- SHORT EXERCISE 1
In the Metal Box column introduction, why does the writer call it "a bit less metal" that the column was begun on Halloween night with Abruptum's Evil playing? Answer in one to three sentences.
- SHORT EXERCISE 2
Pick up the Metal Box column introduction after its final sentence and keep writing it.

- QUOTED PASSAGE
━━━━━━━━━━━━━━━━
November 2010
Leonard Pierce, The A.V. Club’s resident metal maniac, started writing this month’s column on Halloween night with Abruptum’s Evil hissing and bleeding out of his living-room stereo. How metal is that? Well, a bit less metal considering that he had to stop writing every few minutes to hand out Fun Size Milky Way bars to the neighborhood kids. Anyway, now it’s November, and it’s time to catch up on the best in hard rock and heavy metal in our monthly Metal Box column. October was, as we mentioned last time, a month filled with great releases, so we’re going to catch up on a few of those we missed, as well as introduce you to some new material, and prepare you for some exciting changes in store for the column in 2011. So take off your Halloween facepaint, replace it with your regular day-to-day facepaint, turn up the heat, and turn on the speakers for this month’s Metal Box.
━━━━━━━━━━━━━━━━
- RECORDED DATA

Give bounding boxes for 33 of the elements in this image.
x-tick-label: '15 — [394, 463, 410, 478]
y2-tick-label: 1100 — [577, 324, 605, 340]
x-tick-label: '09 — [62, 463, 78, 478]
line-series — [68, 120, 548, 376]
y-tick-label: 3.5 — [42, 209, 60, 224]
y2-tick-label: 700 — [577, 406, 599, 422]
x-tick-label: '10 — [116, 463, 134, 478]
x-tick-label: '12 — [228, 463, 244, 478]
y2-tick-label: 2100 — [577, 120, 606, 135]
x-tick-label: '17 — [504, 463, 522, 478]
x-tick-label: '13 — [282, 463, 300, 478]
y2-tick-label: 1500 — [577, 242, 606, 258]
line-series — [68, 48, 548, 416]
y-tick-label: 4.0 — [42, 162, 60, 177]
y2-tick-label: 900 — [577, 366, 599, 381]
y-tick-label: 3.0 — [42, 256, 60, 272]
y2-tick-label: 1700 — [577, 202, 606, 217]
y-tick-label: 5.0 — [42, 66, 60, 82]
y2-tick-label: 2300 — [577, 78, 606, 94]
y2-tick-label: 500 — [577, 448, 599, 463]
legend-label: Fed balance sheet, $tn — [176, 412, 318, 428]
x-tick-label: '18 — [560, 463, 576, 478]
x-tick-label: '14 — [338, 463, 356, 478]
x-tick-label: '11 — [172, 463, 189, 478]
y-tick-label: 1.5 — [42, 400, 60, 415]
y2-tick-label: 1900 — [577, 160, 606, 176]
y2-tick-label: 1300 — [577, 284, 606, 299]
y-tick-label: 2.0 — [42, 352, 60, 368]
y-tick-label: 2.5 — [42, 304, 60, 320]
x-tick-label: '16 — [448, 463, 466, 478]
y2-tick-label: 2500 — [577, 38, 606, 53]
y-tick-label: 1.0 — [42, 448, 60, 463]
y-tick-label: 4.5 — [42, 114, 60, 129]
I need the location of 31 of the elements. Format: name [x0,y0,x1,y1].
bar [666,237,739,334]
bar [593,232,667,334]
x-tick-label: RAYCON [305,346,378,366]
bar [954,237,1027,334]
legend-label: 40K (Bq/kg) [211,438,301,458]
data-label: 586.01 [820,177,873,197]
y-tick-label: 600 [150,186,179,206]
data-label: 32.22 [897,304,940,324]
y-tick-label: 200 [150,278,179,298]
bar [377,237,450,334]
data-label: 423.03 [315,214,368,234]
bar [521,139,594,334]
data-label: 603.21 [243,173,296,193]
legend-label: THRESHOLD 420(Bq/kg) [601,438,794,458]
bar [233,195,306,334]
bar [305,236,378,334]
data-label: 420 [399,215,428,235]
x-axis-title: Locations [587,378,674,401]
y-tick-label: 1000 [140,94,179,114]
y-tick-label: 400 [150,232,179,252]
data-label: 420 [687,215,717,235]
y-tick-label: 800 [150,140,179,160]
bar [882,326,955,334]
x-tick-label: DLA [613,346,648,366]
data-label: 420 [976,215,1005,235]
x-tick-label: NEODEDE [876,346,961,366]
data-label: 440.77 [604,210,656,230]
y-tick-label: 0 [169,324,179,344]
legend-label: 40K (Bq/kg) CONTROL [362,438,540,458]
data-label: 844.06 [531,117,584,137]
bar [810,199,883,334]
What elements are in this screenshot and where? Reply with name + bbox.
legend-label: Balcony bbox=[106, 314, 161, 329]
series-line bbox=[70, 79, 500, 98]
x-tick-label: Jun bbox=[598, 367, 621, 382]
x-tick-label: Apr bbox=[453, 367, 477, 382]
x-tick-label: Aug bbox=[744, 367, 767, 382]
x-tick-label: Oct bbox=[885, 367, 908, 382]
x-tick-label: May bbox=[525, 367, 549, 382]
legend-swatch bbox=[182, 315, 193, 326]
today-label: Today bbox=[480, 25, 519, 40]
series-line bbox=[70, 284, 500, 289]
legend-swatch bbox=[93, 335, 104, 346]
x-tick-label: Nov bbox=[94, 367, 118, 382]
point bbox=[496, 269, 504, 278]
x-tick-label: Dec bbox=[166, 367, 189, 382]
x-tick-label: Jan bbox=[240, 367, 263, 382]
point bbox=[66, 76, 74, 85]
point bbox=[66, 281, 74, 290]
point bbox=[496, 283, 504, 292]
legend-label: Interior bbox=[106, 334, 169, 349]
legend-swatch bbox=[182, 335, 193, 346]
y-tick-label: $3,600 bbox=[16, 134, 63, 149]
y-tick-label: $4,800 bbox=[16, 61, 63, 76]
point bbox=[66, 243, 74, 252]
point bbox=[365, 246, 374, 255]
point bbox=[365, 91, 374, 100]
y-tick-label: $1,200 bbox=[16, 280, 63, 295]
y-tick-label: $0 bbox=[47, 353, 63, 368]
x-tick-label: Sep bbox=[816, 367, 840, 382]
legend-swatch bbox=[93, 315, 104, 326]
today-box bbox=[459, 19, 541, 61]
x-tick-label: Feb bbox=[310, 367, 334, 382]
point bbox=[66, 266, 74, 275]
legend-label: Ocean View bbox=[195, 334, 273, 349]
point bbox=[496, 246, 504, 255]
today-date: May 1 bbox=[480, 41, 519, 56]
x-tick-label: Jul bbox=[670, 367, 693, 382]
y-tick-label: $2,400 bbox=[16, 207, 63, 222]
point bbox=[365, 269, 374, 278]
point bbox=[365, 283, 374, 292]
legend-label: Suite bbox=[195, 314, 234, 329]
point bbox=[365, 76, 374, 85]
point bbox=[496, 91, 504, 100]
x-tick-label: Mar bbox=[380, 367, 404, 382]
━━━━━━━━━━━━━━━━
- EXPECTED ANSWER 1
Leonard Pierce had to stop writing every few minutes to hand out Fun Size Milky Way bars to the neighborhood kids.

- EXPECTED ANSWER 2
JUMPIN’ JUPITER. Let’s get the bad news out there right away: The new album from Atheist—the band’s first in 17 years—is not one of its best. Jupiter (Season Of Mist) sees Kelly Shaefer making some vocal adjustments that take a lot of getting used to, and while he hasn’t lost a step as a guitarist, the heroic fretboard feats he accomplished in the band’s early-’90s heyday have been equaled, if not surpassed, by a generation of younger players who learned their tricks from him. Perhaps most importantly, this band sorely misses Tony Choy. One of the most adept and versatile bass players in metal, he played a huge part in Atheist’s guitar dynamic and helped put the band miles ahead of any of its technical death metal peers. Jonathan Thompson tries his best to fill in, but he’s tasked with the impossible job of replacing one of the best musicians the genre has ever seen. So, all that said, is Jupiter a bad album? Not by a long shot. It may be the weakest effort since the band’s debut, but lesser Atheist is still light-years beyond most bands. There’s some stunning guitar work here courtesy of Schaefer and Chris Baker, and the close, tight production (by Matt Washburn and Jason Suecof) gives Atheist a clanging, noisy edge that brings its sound into the contemporary metal era without sacrificing what makes the band so great. It may not be a stunning return to form, but Atheist simply operates on a higher plane, and there’s no way to call it a disappointment.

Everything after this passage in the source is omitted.